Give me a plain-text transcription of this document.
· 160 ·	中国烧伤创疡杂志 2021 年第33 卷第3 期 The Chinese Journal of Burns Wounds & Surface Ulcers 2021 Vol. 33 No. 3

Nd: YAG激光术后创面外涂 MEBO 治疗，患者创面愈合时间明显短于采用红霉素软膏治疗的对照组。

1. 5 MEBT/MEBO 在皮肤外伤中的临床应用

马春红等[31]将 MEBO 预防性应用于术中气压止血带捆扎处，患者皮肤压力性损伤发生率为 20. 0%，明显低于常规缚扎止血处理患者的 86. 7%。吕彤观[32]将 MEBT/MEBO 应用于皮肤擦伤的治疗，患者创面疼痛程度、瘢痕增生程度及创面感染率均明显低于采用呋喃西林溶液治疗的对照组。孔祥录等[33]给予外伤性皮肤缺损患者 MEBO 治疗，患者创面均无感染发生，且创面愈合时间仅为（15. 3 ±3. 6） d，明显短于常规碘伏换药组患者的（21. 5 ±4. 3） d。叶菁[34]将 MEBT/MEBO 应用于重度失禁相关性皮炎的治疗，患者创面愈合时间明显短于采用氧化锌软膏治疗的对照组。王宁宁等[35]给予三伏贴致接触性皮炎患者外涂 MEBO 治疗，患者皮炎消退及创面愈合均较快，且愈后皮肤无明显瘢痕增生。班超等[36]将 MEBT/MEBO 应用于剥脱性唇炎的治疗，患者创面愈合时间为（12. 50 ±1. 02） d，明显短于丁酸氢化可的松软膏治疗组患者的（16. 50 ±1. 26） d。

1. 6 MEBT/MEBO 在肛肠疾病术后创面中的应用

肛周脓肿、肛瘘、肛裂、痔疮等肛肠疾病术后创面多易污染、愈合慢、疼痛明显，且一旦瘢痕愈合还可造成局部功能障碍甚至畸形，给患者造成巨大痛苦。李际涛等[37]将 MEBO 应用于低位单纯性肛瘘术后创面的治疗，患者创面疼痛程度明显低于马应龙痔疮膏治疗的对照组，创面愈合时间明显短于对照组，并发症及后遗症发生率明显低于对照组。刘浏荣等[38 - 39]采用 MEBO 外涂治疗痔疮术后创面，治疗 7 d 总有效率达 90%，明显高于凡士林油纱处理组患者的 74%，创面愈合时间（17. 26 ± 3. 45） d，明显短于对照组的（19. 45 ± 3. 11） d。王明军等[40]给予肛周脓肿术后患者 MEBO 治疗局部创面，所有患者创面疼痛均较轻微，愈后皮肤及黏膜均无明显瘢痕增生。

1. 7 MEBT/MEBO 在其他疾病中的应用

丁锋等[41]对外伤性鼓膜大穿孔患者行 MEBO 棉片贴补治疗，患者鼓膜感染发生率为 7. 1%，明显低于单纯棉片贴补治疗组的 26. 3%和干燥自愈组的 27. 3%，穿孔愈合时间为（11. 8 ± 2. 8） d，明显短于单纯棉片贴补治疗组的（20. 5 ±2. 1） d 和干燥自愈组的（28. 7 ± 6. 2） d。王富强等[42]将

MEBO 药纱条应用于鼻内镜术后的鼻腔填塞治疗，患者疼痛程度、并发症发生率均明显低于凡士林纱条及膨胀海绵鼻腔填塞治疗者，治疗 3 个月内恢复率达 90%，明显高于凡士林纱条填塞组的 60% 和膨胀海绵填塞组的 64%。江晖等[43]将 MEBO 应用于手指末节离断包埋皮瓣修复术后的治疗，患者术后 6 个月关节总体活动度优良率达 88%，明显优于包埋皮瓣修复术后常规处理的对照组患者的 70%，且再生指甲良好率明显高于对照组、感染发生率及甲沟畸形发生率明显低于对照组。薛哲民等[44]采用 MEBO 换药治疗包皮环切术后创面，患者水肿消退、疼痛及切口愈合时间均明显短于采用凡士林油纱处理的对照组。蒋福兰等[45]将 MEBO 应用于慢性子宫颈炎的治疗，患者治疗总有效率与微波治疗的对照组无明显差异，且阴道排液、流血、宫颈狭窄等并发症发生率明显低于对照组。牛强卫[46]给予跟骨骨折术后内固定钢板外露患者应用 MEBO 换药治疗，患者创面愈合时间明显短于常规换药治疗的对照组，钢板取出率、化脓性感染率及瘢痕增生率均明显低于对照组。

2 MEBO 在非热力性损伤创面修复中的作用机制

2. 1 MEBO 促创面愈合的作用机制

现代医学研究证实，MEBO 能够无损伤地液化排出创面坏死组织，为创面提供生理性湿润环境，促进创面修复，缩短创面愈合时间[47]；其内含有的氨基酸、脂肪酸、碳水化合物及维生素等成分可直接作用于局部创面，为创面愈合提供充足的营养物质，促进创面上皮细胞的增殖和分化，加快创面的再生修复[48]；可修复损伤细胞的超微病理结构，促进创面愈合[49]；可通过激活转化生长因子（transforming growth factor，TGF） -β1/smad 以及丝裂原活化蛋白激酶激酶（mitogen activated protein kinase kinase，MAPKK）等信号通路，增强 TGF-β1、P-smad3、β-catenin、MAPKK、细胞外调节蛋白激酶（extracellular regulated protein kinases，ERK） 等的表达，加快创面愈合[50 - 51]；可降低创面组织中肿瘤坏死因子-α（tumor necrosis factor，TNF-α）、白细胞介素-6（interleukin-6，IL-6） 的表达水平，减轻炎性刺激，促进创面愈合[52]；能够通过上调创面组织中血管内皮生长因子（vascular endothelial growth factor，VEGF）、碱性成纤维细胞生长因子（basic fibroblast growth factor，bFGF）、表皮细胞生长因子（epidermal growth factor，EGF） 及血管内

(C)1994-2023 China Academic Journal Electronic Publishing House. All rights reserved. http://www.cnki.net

*Problem description*.
Repeat each record exactly, leaving nothing out.

*Response*.
Give me a plain-text transcription of this document.
· 160 ·	中国烧伤创疡杂志 2021 年第33 卷第3 期 The Chinese Journal of Burns Wounds & Surface Ulcers 2021 Vol. 33 No. 3

Nd: YAG激光术后创面外涂 MEBO 治疗，患者创面愈合时间明显短于采用红霉素软膏治疗的对照组。

1. 5 MEBT/MEBO 在皮肤外伤中的临床应用

马春红等[31]将 MEBO 预防性应用于术中气压止血带捆扎处，患者皮肤压力性损伤发生率为 20. 0%，明显低于常规缚扎止血处理患者的 86. 7%。吕彤观[32]将 MEBT/MEBO 应用于皮肤擦伤的治疗，患者创面疼痛程度、瘢痕增生程度及创面感染率均明显低于采用呋喃西林溶液治疗的对照组。孔祥录等[33]给予外伤性皮肤缺损患者 MEBO 治疗，患者创面均无感染发生，且创面愈合时间仅为（15. 3 ±3. 6） d，明显短于常规碘伏换药组患者的（21. 5 ±4. 3） d。叶菁[34]将 MEBT/MEBO 应用于重度失禁相关性皮炎的治疗，患者创面愈合时间明显短于采用氧化锌软膏治疗的对照组。王宁宁等[35]给予三伏贴致接触性皮炎患者外涂 MEBO 治疗，患者皮炎消退及创面愈合均较快，且愈后皮肤无明显瘢痕增生。班超等[36]将 MEBT/MEBO 应用于剥脱性唇炎的治疗，患者创面愈合时间为（12. 50 ±1. 02） d，明显短于丁酸氢化可的松软膏治疗组患者的（16. 50 ±1. 26） d。

1. 6 MEBT/MEBO 在肛肠疾病术后创面中的应用

肛周脓肿、肛瘘、肛裂、痔疮等肛肠疾病术后创面多易污染、愈合慢、疼痛明显，且一旦瘢痕愈合还可造成局部功能障碍甚至畸形，给患者造成巨大痛苦。李际涛等[37]将 MEBO 应用于低位单纯性肛瘘术后创面的治疗，患者创面疼痛程度明显低于马应龙痔疮膏治疗的对照组，创面愈合时间明显短于对照组，并发症及后遗症发生率明显低于对照组。刘浏荣等[38 - 39]采用 MEBO 外涂治疗痔疮术后创面，治疗 7 d 总有效率达 90%，明显高于凡士林油纱处理组患者的 74%，创面愈合时间（17. 26 ± 3. 45） d，明显短于对照组的（19. 45 ± 3. 11） d。王明军等[40]给予肛周脓肿术后患者 MEBO 治疗局部创面，所有患者创面疼痛均较轻微，愈后皮肤及黏膜均无明显瘢痕增生。

1. 7 MEBT/MEBO 在其他疾病中的应用

丁锋等[41]对外伤性鼓膜大穿孔患者行 MEBO 棉片贴补治疗，患者鼓膜感染发生率为 7. 1%，明显低于单纯棉片贴补治疗组的 26. 3%和干燥自愈组的 27. 3%，穿孔愈合时间为（11. 8 ± 2. 8） d，明显短于单纯棉片贴补治疗组的（20. 5 ±2. 1） d 和干燥自愈组的（28. 7 ± 6. 2） d。王富强等[42]将

MEBO 药纱条应用于鼻内镜术后的鼻腔填塞治疗，患者疼痛程度、并发症发生率均明显低于凡士林纱条及膨胀海绵鼻腔填塞治疗者，治疗 3 个月内恢复率达 90%，明显高于凡士林纱条填塞组的 60% 和膨胀海绵填塞组的 64%。江晖等[43]将 MEBO 应用于手指末节离断包埋皮瓣修复术后的治疗，患者术后 6 个月关节总体活动度优良率达 88%，明显优于包埋皮瓣修复术后常规处理的对照组患者的 70%，且再生指甲良好率明显高于对照组、感染发生率及甲沟畸形发生率明显低于对照组。薛哲民等[44]采用 MEBO 换药治疗包皮环切术后创面，患者水肿消退、疼痛及切口愈合时间均明显短于采用凡士林油纱处理的对照组。蒋福兰等[45]将 MEBO 应用于慢性子宫颈炎的治疗，患者治疗总有效率与微波治疗的对照组无明显差异，且阴道排液、流血、宫颈狭窄等并发症发生率明显低于对照组。牛强卫[46]给予跟骨骨折术后内固定钢板外露患者应用 MEBO 换药治疗，患者创面愈合时间明显短于常规换药治疗的对照组，钢板取出率、化脓性感染率及瘢痕增生率均明显低于对照组。

2 MEBO 在非热力性损伤创面修复中的作用机制

2. 1 MEBO 促创面愈合的作用机制

现代医学研究证实，MEBO 能够无损伤地液化排出创面坏死组织，为创面提供生理性湿润环境，促进创面修复，缩短创面愈合时间[47]；其内含有的氨基酸、脂肪酸、碳水化合物及维生素等成分可直接作用于局部创面，为创面愈合提供充足的营养物质，促进创面上皮细胞的增殖和分化，加快创面的再生修复[48]；可修复损伤细胞的超微病理结构，促进创面愈合[49]；可通过激活转化生长因子（transforming growth factor，TGF） -β1/smad 以及丝裂原活化蛋白激酶激酶（mitogen activated protein kinase kinase，MAPKK）等信号通路，增强 TGF-β1、P-smad3、β-catenin、MAPKK、细胞外调节蛋白激酶（extracellular regulated protein kinases，ERK） 等的表达，加快创面愈合[50 - 51]；可降低创面组织中肿瘤坏死因子-α（tumor necrosis factor，TNF-α）、白细胞介素-6（interleukin-6，IL-6） 的表达水平，减轻炎性刺激，促进创面愈合[52]；能够通过上调创面组织中血管内皮生长因子（vascular endothelial growth factor，VEGF）、碱性成纤维细胞生长因子（basic fibroblast growth factor，bFGF）、表皮细胞生长因子（epidermal growth factor，EGF） 及血管内

(C)1994-2023 China Academic Journal Electronic Publishing House. All rights reserved. http://www.cnki.net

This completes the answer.